Task brief:
Search the data below for the word "которой" and copy each line that holds it.

[Extracted records]
····················

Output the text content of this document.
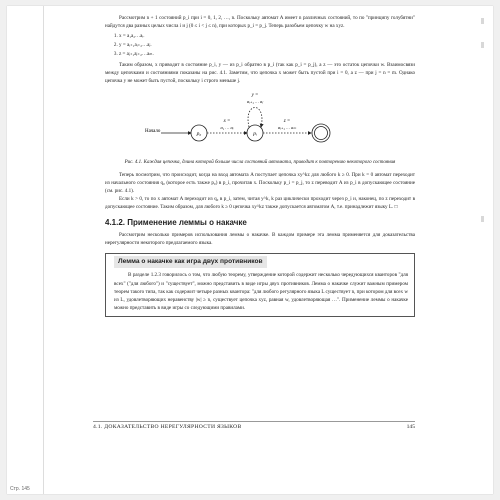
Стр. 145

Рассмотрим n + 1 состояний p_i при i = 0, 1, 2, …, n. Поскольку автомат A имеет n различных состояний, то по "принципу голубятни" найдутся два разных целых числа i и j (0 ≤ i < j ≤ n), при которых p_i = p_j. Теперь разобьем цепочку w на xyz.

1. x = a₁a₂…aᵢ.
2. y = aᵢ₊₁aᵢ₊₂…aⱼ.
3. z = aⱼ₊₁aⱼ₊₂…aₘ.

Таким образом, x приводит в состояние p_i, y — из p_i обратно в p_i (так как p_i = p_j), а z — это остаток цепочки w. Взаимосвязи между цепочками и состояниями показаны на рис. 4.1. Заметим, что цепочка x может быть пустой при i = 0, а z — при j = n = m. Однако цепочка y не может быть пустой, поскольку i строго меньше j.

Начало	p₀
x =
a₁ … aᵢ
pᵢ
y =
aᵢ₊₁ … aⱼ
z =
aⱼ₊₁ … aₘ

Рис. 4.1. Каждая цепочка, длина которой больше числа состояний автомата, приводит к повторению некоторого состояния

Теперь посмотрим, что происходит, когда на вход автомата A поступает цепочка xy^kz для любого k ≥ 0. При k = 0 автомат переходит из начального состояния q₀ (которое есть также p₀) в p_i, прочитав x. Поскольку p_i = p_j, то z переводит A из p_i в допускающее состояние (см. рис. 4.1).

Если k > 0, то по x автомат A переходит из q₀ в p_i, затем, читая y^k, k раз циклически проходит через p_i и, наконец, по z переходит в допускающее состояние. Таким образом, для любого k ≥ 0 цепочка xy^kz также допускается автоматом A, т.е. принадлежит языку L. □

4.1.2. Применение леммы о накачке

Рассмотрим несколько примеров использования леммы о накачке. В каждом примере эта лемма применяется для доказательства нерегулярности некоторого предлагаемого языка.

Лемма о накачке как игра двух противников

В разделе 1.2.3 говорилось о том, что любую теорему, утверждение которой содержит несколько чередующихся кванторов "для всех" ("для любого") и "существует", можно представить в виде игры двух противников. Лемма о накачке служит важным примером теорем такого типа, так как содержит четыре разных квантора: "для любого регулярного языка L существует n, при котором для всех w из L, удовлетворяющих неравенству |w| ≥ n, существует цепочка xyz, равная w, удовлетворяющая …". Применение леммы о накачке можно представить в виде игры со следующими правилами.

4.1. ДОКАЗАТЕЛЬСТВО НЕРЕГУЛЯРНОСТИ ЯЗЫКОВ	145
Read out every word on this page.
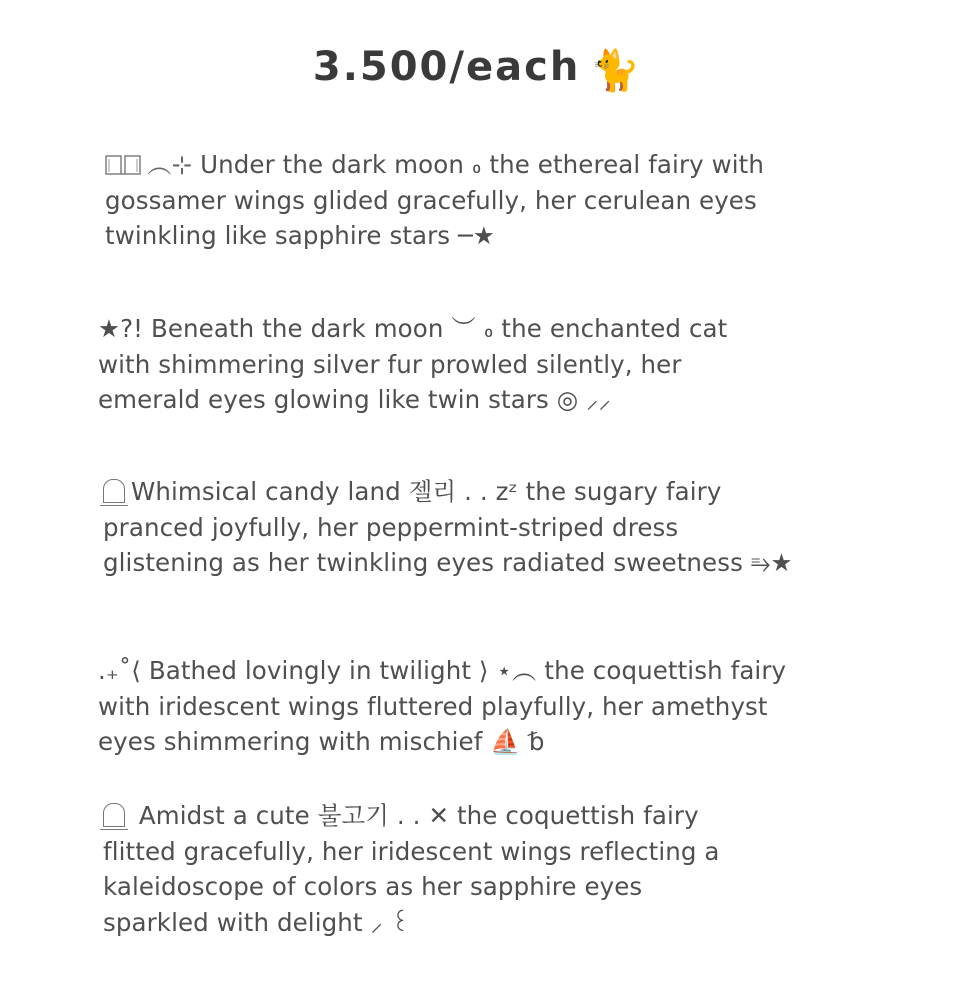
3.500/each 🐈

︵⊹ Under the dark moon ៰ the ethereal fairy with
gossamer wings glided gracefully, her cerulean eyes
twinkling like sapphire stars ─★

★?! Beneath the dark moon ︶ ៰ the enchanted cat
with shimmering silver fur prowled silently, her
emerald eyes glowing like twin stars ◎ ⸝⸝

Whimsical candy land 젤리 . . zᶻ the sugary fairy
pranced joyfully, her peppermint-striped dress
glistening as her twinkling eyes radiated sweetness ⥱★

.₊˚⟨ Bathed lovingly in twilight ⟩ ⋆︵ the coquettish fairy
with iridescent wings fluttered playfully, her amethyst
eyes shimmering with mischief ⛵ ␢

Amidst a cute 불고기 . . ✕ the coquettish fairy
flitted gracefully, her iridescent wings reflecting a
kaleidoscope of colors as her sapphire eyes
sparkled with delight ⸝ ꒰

····················

Exercise response:
Рис. 4.1. Каждая цепочка, длина которой больше числа состояний автомата, приводит к повторению некоторого состояния
В разделе 1.2.3 говорилось о том, что любую теорему, утверждение которой содержит несколько чередующихся кванторов "для всех" ("для любого") и "существует", можно представить в виде игры двух противников. Лемма о накачке служит важным примером теорем такого типа, так как содержит четыре разных квантора: "для любого регулярного языка L существует n, при котором для всех w из L, удовлетворяющих неравенству |w| ≥ n, существует цепочка xyz, равная w, удовлетворяющая …". Применение леммы о накачке можно представить в виде игры со следующими правилами.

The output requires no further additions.